• PROBLEMS AND TASKS
**a.** Check each statement against the passage on stocks and answer yes or no, quoting the words of the passage that decide it: (i) Companies issue stocks through an initial public offering. (ii) Microcap stocks are considered less speculative than other types of stocks. (iii) A shareholder in a corporation risks losing personal assets if the company goes bankrupt.
**b.** Turn the records into a numbered list, skipping blank lines, starting with the first line of the records and ending with the line that contains "paragraph-number: [0001] bbox=[92, 130, 120, 141]".

In the simplest terms, stocks are partial ownership of a publicly traded company. Companies issue stocks through a process called an initial public offering or IPO. Once on the public market, they can be bought and sold amongst investors just like any other asset, such as real estate or cars. Companies use stock to raise money for a variety of reasons, including paying off debt and funding growth plans they can’t — or don’t want to — finance with new loans.

The price of a stock fluctuates based on supply and demand. Investors may buy and sell shares at any time, but it’s typically more effective to hold a stock for the long haul in order to benefit from the potential for capital appreciation. In fact, long-term investors who stick with the stock market have generally been rewarded with greater returns than other investments like bonds or gold.

A stock’s value is determined by a number of factors, including market conditions and inside information. For example, if a company launches a successful product, demand rises and the stock price goes up. Conversely, if a company is rocked by scandal or economic uncertainty, the stock price may fall.

Investors can also group stocks into categories based on their size, as shown by their market capitalization. These include large-cap, mid-cap and small-cap stocks. Then there are the very smallest, which are known as microcap or penny stocks. While these stocks have the potential for the highest returns, they are considered more speculative than other types of stocks.

Another way to categorize stocks is by sector. This includes sectors like energy, technology and health care. Some investors may seek to diversify their portfolios by investing in different sectors, as stocks within particular industries tend to react in similar ways to economic conditions.

One of the most significant benefits of owning a share of stock is that you don’t have to worry about personal liability should the company go bankrupt and cannot pay its debts. In contrast, if you own real estate or a car through a partnership, creditors can seek to seize your personal assets. However, as a shareholder in a corporation, you only risk losing the value of your shares. That’s why investing in stocks is so popular.

• ENTRIES SUPPLIED

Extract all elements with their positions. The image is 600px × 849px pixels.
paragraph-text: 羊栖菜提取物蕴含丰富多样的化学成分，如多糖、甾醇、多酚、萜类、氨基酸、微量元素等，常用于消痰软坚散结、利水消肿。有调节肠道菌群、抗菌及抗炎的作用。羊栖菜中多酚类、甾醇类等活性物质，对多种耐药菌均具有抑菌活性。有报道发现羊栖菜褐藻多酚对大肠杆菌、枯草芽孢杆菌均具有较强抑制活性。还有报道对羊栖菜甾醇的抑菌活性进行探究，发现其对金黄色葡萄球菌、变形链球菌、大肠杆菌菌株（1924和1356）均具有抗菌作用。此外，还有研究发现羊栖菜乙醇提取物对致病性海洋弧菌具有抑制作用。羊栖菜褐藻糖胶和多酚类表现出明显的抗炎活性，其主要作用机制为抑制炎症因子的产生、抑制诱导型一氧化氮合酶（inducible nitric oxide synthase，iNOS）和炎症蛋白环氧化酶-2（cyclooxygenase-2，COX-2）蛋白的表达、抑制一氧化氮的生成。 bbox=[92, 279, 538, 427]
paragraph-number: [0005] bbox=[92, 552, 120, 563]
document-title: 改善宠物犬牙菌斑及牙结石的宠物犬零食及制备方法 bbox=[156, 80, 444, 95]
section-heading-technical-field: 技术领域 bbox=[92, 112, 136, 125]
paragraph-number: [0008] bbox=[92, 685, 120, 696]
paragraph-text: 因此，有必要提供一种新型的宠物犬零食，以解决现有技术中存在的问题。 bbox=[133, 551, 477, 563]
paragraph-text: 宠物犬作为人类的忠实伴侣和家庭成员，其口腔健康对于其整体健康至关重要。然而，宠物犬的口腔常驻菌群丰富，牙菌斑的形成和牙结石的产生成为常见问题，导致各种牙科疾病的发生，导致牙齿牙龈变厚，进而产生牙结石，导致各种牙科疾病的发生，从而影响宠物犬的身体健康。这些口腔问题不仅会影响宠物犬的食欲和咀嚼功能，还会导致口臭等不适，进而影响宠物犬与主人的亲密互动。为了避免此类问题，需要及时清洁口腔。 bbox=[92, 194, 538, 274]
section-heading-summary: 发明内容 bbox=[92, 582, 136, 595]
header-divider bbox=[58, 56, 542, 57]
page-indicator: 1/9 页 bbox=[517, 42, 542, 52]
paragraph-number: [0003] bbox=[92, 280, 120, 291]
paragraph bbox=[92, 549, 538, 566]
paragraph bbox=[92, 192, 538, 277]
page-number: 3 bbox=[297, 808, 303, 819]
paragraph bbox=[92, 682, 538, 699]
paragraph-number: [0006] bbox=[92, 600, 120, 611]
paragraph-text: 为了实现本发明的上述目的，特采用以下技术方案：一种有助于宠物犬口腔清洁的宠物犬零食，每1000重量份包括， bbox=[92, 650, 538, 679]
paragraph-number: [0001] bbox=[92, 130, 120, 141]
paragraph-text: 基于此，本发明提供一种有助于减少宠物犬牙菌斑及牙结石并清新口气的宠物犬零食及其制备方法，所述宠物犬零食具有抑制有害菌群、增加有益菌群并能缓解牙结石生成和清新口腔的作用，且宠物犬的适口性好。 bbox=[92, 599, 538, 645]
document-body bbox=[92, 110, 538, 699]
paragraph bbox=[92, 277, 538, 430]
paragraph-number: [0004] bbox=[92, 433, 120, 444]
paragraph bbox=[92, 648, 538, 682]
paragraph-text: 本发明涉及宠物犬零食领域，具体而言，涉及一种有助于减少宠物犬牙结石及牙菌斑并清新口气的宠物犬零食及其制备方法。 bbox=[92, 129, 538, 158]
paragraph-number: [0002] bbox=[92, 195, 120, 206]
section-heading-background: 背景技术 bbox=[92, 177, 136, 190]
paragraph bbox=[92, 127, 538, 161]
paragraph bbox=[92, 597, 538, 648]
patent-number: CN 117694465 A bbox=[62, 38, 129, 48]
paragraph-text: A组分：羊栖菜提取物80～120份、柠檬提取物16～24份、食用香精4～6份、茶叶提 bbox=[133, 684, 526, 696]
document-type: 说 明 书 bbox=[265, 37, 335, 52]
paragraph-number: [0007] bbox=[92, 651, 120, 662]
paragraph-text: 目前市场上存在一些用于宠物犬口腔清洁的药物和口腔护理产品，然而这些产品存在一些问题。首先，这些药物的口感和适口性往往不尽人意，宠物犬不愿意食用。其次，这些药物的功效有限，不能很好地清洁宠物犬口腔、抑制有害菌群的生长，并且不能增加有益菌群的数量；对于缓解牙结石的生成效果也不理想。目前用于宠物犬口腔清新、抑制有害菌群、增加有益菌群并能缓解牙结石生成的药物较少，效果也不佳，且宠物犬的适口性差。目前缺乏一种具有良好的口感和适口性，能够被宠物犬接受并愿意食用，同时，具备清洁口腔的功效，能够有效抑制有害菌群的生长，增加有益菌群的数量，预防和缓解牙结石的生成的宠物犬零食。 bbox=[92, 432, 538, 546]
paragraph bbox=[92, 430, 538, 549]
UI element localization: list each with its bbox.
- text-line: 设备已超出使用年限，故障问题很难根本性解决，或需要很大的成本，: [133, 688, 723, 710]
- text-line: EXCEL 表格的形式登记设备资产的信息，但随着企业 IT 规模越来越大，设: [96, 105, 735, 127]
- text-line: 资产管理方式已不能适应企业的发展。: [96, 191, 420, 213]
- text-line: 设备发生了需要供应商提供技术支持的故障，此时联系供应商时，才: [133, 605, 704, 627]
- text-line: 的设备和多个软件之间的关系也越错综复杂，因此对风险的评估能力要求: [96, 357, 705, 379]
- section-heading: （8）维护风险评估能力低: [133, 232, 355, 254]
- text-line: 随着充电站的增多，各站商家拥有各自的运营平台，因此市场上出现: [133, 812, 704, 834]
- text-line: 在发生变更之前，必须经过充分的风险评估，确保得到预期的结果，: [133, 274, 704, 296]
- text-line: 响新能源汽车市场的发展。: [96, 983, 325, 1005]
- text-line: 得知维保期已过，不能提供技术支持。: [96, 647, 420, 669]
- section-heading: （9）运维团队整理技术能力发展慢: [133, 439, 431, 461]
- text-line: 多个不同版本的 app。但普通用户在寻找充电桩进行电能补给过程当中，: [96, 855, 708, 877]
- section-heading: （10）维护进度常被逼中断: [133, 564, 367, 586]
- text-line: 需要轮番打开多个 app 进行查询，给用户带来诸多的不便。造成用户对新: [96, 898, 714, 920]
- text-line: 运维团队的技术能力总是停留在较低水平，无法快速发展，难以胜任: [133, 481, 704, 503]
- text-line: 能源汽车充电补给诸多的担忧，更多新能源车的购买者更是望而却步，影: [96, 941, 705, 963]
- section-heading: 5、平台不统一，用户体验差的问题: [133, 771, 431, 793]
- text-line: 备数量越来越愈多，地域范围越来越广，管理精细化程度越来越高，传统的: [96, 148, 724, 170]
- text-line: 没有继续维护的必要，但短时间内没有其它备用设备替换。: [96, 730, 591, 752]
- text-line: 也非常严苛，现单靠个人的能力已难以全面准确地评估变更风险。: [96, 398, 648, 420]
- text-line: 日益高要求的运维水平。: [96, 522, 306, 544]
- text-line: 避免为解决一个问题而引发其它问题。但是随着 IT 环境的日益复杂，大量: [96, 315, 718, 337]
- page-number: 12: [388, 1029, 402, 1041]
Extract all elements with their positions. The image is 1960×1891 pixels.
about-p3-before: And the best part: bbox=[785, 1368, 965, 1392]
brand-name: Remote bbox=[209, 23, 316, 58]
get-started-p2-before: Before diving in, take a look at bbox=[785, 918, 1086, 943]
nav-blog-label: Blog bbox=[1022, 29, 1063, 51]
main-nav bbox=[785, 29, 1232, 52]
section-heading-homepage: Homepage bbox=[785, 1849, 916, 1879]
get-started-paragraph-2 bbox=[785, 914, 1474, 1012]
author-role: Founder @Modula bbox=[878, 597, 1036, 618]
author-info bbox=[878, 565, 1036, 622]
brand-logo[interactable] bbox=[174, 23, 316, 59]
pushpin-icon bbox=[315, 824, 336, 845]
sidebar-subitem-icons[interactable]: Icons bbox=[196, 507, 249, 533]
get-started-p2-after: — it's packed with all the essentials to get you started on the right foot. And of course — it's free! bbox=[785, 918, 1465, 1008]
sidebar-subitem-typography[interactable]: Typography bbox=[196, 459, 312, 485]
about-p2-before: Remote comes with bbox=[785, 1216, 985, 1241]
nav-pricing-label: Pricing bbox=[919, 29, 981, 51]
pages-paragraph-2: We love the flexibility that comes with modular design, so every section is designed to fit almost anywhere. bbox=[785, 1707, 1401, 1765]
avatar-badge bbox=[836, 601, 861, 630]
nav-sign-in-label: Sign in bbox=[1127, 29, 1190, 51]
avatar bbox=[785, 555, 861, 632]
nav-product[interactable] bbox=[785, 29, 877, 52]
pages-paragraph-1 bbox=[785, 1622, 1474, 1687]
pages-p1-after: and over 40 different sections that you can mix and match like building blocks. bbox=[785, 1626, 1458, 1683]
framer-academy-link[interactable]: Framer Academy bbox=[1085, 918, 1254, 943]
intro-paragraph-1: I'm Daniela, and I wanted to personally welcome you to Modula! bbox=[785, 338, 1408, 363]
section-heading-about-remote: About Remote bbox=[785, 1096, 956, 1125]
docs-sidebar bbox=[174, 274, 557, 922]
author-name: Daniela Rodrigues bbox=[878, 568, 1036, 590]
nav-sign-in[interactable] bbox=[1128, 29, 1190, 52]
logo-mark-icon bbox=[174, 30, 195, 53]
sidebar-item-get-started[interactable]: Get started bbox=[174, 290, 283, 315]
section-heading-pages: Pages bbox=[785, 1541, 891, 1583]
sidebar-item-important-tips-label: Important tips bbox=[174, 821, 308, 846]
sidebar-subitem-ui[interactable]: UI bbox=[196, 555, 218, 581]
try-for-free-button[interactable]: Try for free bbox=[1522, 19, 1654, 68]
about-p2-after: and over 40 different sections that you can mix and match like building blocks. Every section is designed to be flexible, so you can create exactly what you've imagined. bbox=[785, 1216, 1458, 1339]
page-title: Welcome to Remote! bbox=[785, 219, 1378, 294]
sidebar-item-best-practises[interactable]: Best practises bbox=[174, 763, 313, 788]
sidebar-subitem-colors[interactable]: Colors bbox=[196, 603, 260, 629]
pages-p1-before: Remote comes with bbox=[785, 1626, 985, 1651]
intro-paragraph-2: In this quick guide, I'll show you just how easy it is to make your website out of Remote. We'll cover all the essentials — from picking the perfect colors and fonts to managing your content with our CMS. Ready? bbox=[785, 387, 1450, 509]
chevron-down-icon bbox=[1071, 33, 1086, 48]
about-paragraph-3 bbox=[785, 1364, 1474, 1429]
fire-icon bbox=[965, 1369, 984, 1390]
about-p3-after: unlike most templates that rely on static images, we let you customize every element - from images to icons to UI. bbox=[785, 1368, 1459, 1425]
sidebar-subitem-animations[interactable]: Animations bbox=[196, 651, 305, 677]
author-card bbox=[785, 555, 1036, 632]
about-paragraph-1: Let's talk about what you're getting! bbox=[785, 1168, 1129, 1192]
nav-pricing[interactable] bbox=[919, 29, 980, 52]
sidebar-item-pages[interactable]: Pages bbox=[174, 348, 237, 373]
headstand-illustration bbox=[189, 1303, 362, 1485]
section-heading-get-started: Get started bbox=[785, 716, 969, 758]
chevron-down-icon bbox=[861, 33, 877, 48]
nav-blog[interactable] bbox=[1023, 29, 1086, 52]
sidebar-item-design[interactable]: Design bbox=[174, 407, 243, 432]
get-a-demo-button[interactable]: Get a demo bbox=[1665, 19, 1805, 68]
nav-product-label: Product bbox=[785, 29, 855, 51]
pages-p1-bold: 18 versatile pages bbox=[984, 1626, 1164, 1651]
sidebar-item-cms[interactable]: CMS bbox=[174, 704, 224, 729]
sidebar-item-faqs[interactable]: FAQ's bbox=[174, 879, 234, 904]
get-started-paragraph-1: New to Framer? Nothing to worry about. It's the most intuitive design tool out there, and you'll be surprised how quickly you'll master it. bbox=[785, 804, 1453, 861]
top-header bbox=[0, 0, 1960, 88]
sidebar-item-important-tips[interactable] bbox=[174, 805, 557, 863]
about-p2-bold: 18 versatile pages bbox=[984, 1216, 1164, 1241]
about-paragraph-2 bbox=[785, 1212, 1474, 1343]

• RESULTS FOR THE EXERCISE
**a.**
(i) Yes: "Companies issue stocks through a process called an initial public offering or IPO."
(ii) No: "they are considered more speculative than other types of stocks."
(iii) No: "as a shareholder in a corporation, you only risk losing the value of your shares."

**b.**
1. Extract all elements with their positions. The image is 600px × 849px pixels.
2. paragraph-text: 羊栖菜提取物蕴含丰富多样的化学成分，如多糖、甾醇、多酚、萜类、氨基酸、微量元素等，常用于消痰软坚散结、利水消肿。有调节肠道菌群、抗菌及抗炎的作用。羊栖菜中多酚类、甾醇类等活性物质，对多种耐药菌均具有抑菌活性。有报道发现羊栖菜褐藻多酚对大肠杆菌、枯草芽孢杆菌均具有较强抑制活性。还有报道对羊栖菜甾醇的抑菌活性进行探究，发现其对金黄色葡萄球菌、变形链球菌、大肠杆菌菌株（1924和1356）均具有抗菌作用。此外，还有研究发现羊栖菜乙醇提取物对致病性海洋弧菌具有抑制作用。羊栖菜褐藻糖胶和多酚类表现出明显的抗炎活性，其主要作用机制为抑制炎症因子的产生、抑制诱导型一氧化氮合酶（inducible nitric oxide synthase，iNOS）和炎症蛋白环氧化酶-2（cyclooxygenase-2，COX-2）蛋白的表达、抑制一氧化氮的生成。 bbox=[92, 279, 538, 427]
3. paragraph-number: [0005] bbox=[92, 552, 120, 563]
4. document-title: 改善宠物犬牙菌斑及牙结石的宠物犬零食及制备方法 bbox=[156, 80, 444, 95]
5. section-heading-technical-field: 技术领域 bbox=[92, 112, 136, 125]
6. paragraph-number: [0008] bbox=[92, 685, 120, 696]
7. paragraph-text: 因此，有必要提供一种新型的宠物犬零食，以解决现有技术中存在的问题。 bbox=[133, 551, 477, 563]
8. paragraph-text: 宠物犬作为人类的忠实伴侣和家庭成员，其口腔健康对于其整体健康至关重要。然而，宠物犬的口腔常驻菌群丰富，牙菌斑的形成和牙结石的产生成为常见问题，导致各种牙科疾病的发生，导致牙齿牙龈变厚，进而产生牙结石，导致各种牙科疾病的发生，从而影响宠物犬的身体健康。这些口腔问题不仅会影响宠物犬的食欲和咀嚼功能，还会导致口臭等不适，进而影响宠物犬与主人的亲密互动。为了避免此类问题，需要及时清洁口腔。 bbox=[92, 194, 538, 274]
9. section-heading-summary: 发明内容 bbox=[92, 582, 136, 595]
10. header-divider bbox=[58, 56, 542, 57]
11. page-indicator: 1/9 页 bbox=[517, 42, 542, 52]
12. paragraph-number: [0003] bbox=[92, 280, 120, 291]
13. paragraph bbox=[92, 549, 538, 566]
14. paragraph bbox=[92, 192, 538, 277]
15. page-number: 3 bbox=[297, 808, 303, 819]
16. paragraph bbox=[92, 682, 538, 699]
17. paragraph-number: [0006] bbox=[92, 600, 120, 611]
18. paragraph-text: 为了实现本发明的上述目的，特采用以下技术方案：一种有助于宠物犬口腔清洁的宠物犬零食，每1000重量份包括， bbox=[92, 650, 538, 679]
19. paragraph-number: [0001] bbox=[92, 130, 120, 141]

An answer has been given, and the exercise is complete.